> [What you need to do]
A. In the post about the podcast episode, whom does Phil quote on why a society with no shared values cannot tell a story?
B. Quote the part of the post about the podcast episode starting with "It’s a powerful" and going on through "essentially practicing witchcraft.".

> [Reading text]
-- -- --
The following episode has so many interesting talking points on Evangelicalism, evil, tolerance, witchcraft, control, the world becoming post-Christian, and the end of storytelling, I didn’t even know where to start to unpack it. Once you get past the Pope sneaking out of the Vatican to give alms to the poor (ends around 7:17), the conversation shifts to the depiction of supernaturalism in films and what constitutes good and evil in a post-Christian world.

At around 22:38, Phil, Drew Dyke, and Skye Jethani begin discussing what happens when diversity attacks shared values and how this destroys the ability to tell a story. Phil quotes screenwriting guru Robert McKee noting that when a society has no shared common values you can’t tell a story because no one will agree with the framing mechanisms of rightness and wrongness needed to make a statement about a value depicted through story. Earlier, the trio decided that this has left us with only one agreed-upon value: Don’t oppress (or be mean to) other people. And in the end, this is all that is left of evil.

It’s a powerful discussion with startling ramifications for Christianity, both as Christians seek to share The Story of All Stories and as we confront genuine Evil as the Bible defines it.

The discussion then verges into talking about external evil and how stories are loath to discuss a greater evil that cannot be explained as just bad thoughts we might have for people who are different from us. We also see into how this comes down to control and why religious ideas with controlling godlike powers or controlling God Himself are anathema to the Christian worldview. And then Jethani mentions how some Christians are essentially practicing witchcraft.

If you want something to ponder this weekend, this provides a monster-sized load of fodder. Consider how certain groups in the U.S. are marginalizing Christian voices using revised storytelling. Ask how it is that Evangelicals try to control God. How are systems evil, including those systems we cherish as Americans first and Christians a distant second? And isn’t Atheism nothing more than a grab at control?

A lot of issues we American Christians don’t want to touch get talked about on this podcast/videocast, and not just this episode. Check it out.

(And for the Cincinnatians in the reading audience, yes, that’s a Skyline Chili mug in front of Skye Jethani, who is a graduate of Miami University in Oxford. The videocast is shot in the Wheaton, Illinois, area, home to my alma mater.)
-- -- --
> [Data block]
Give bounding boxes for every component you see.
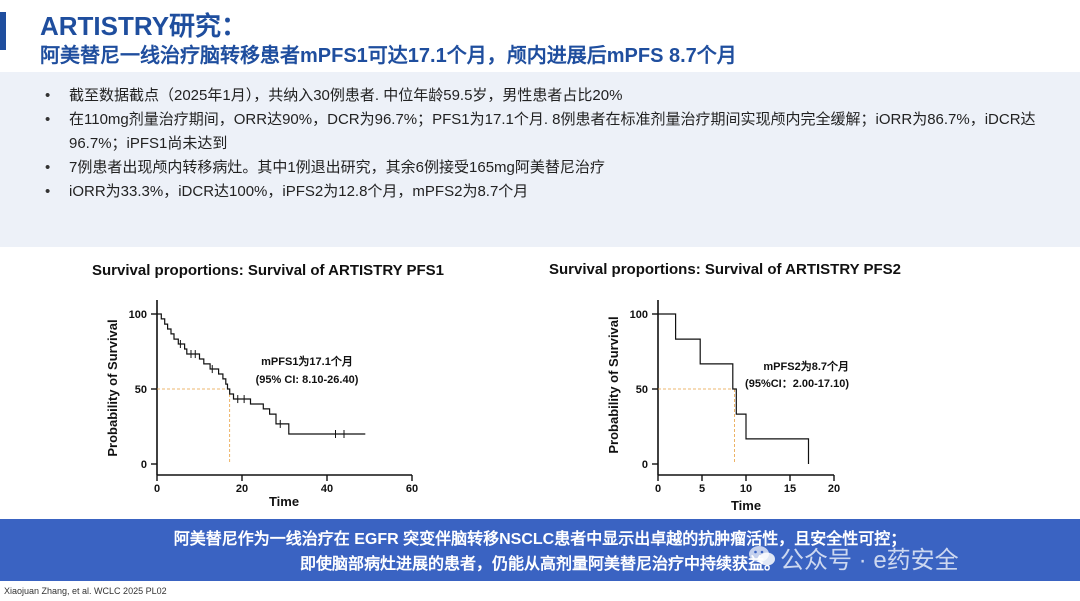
-- -- --
> [Outputs for the tasks]
A. Robert McKee, a screenwriting guru.

B.
It’s a powerful discussion with startling ramifications for Christianity, both as Christians seek to share The Story of All Stories and as we confront genuine Evil as the Bible defines it.

The discussion then verges into talking about external evil and how stories are loath to discuss a greater evil that cannot be explained as just bad thoughts we might have for people who are different from us. We also see into how this comes down to control and why religious ideas with controlling godlike powers or controlling God Himself are anathema to the Christian worldview. And then Jethani mentions how some Christians are essentially practicing witchcraft.